Ähnliches war Sommer bereits vor der Winter-WM in Katar passiert, als er sich im Oktober 2022 mit Gladbach im Cup gegen Darmstadt damals am linken Sprunggelenk verletzte. Danach entstand eine Zitterpartie und Sommer war an der WM zwar dabei, aber nicht in der erhofften Form.
Damit fehlen der Schweiz derzeit die Nummern 1 und 2 im Tor, und das ist schon ein Grund zur Sorge. Gregor Kobel, der mehr als nur der Platzhalter von Sommer sein will, ist ja bereits aus dem Kurztrainingslager in La Manga mit körperlichen Problemen abgereist. Einmal mehr hat er diese, muss man dazu sagen. Wobei der aktuelle Ausfall des Dortmunders nur von kurzer Dauer sein dürfte. Doch kann sich Yakin darauf verlassen, dass Kobel an der EM verletzungsfrei bleibt?
Immerhin: Yvon Mvogo, der im Klub mit Lorient eine gute Saison zeigt, vertrat Sommer gut und zeigte sein unbestrittenes Können. Insbesondere den Eriksen-Freistoss nach knapp einer Stunde hielt er toll. Mvogo sagte: «Deshalb steht man im Tor, um solche Bälle zu halten.» Aber wäre er ein EM-Goalie?
Kam die defensive Leistung der Schweizer gut an, war der offensive Auftritt das Gegenteil einer Offenbarung. Xhaka sagte: «Wir brauchen vorne mehr Entschlossenheit.» Sie fehlte gänzlich. Remo Freuler sagte: «Wir brauchen vorne die Spieler, die etwas kreieren.» Ruben Vargas und Noah Okafor waren diese Spieler, die etwas kreieren sollten. Vor allem Okafor war schwach und gewann gefühlt keinen einzigen Zweikampf. Xherdan Shaqiri nahm das Duo in Schutz und sagte: «Es war eine neue Aufstellung. Und es war klar, dass es offensiv schwieriger würde.»
Wobei schwierig noch moderat ausgedrückt und gerade Shaqiris Rolle Anlass zu kritischen Gedanken war. Der Kreativspieler, im Klub mit Chicago regelmässig im Einsatz, wurde erst in der 76. Minute eingewechselt. Zu wenig, um noch in Fahrt zu kommen. Zudem spürte man früh nach dem Anpfiff, dass es ohne die Ideen Shaqiris gegen die robusten Dänen kompliziert würde. Die Frage ist nur, wie Yakin mit Shaqiri umzugehen gedenkt. Es hörte sich keinesfalls so an, als ob der Nati-Trainer sich mit dem Spieler im Vorfeld intensiv ausgetauscht hätte. Und in La Manga sprach Yakin ebenfalls nicht mit ihm, obschon er das angekündigt hatte.

————————

• AUFGABENLISTE
1. Geben Sie den Textauszug wortgetreu wieder, beginnend bei „Immerhin: Yvon Mvogo, der“ und endend bei „er ein EM-Goalie?“.
2. Nennen Sie alle Personen, die im Textauszug mit wörtlicher Rede zitiert werden.
Maßgeblich ist allein der Textauszug.

————————

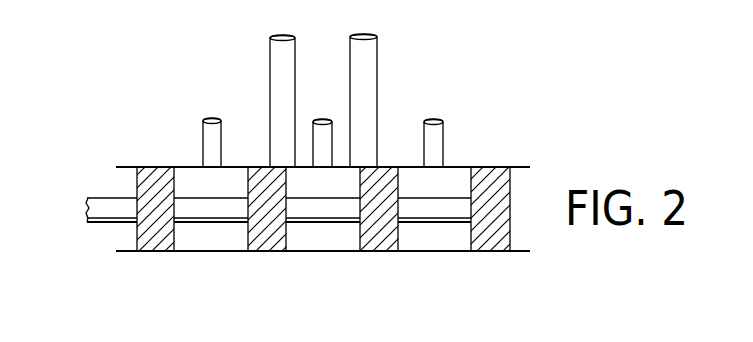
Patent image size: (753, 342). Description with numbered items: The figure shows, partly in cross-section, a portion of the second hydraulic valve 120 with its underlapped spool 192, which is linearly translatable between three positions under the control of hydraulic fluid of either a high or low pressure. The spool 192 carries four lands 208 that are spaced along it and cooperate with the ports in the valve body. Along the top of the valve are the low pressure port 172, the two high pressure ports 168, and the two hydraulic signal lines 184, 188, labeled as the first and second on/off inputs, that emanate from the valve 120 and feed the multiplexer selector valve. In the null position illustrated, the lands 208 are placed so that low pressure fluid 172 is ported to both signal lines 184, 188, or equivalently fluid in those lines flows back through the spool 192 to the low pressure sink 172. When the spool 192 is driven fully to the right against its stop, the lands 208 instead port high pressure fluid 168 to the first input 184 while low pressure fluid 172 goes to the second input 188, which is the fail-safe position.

The second hydraulic valve 120 is at (497, 147).
The high pressure hydraulic fluid 168 is at (200, 105).
The low pressure hydraulic fluid 172 is at (328, 82).
The first multiplexer selector valve input 184 is at (277, 82).
The second multiplexer selector valve input 188 is at (370, 82).
The spool 192 is at (103, 203).
The lands 208 is at (156, 252).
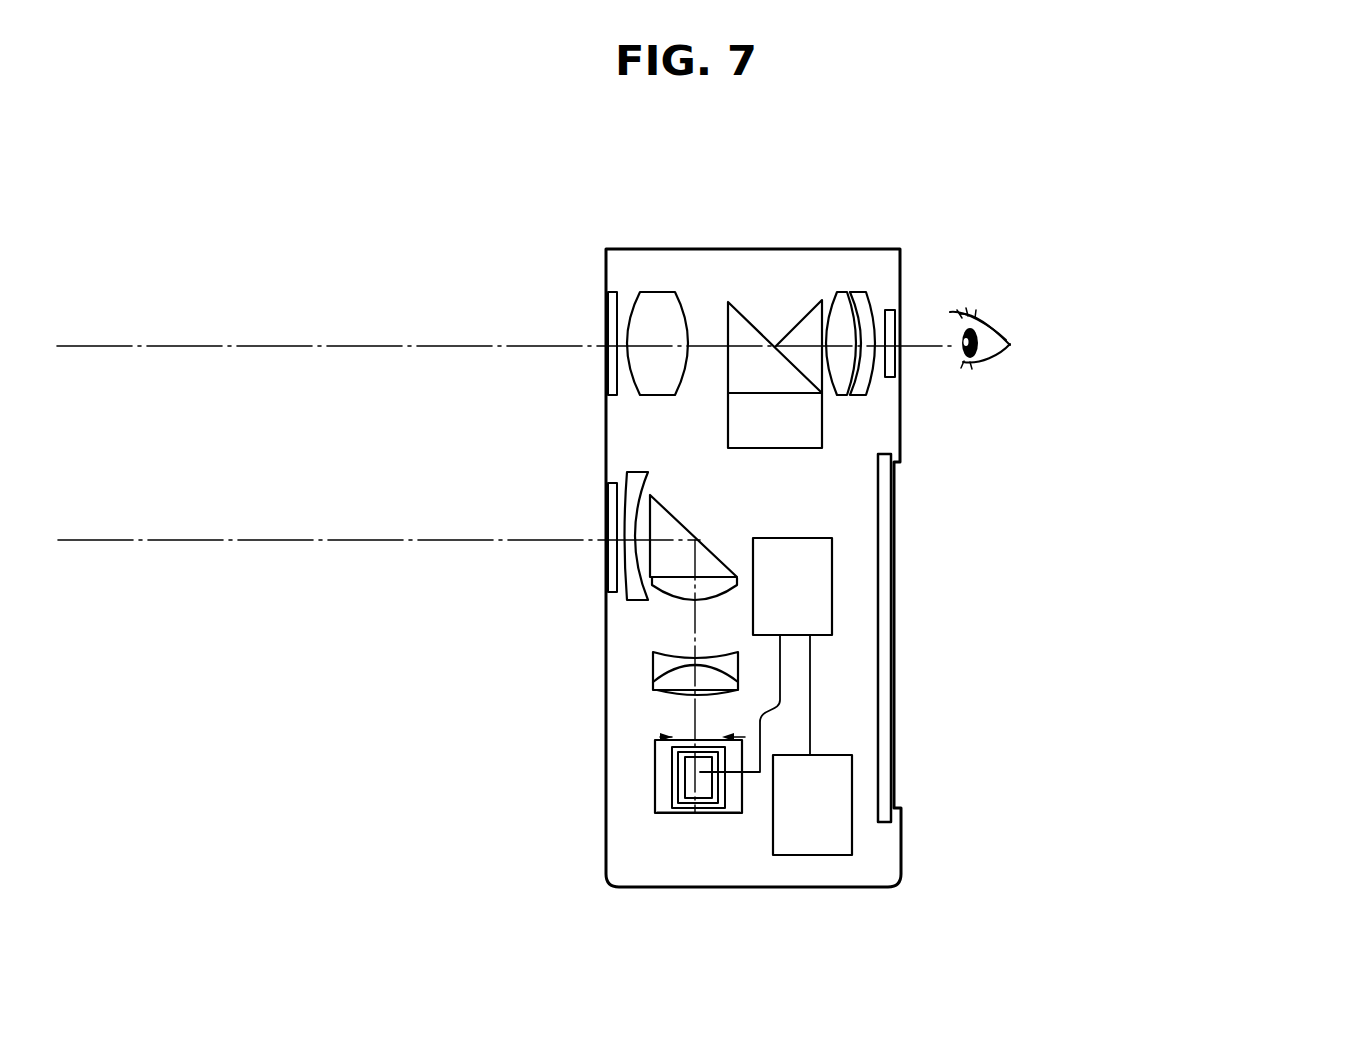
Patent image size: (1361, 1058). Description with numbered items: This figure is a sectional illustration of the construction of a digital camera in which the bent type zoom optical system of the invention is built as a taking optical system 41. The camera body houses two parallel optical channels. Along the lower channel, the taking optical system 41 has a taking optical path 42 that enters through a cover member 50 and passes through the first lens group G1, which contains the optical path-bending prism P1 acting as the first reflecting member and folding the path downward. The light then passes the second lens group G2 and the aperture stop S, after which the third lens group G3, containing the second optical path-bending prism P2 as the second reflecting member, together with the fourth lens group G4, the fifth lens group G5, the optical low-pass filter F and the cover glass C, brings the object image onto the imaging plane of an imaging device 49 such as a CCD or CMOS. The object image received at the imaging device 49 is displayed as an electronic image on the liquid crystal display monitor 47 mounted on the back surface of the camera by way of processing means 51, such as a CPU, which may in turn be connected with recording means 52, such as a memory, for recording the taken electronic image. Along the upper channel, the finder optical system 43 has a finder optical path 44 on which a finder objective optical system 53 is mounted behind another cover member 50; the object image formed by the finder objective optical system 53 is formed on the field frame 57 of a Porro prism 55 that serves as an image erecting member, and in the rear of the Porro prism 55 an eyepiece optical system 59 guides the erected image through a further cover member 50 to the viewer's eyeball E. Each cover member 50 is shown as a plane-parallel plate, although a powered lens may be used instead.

————————

• ERGEBNISSE JE AUFGABE
1.
Immerhin: Yvon Mvogo, der im Klub mit Lorient eine gute Saison zeigt, vertrat Sommer gut und zeigte sein unbestrittenes Können. Insbesondere den Eriksen-Freistoss nach knapp einer Stunde hielt er toll. Mvogo sagte: «Deshalb steht man im Tor, um solche Bälle zu halten.» Aber wäre er ein EM-Goalie?

2.
- Yvon Mvogo
- Xhaka
- Remo Freuler
- Xherdan Shaqiri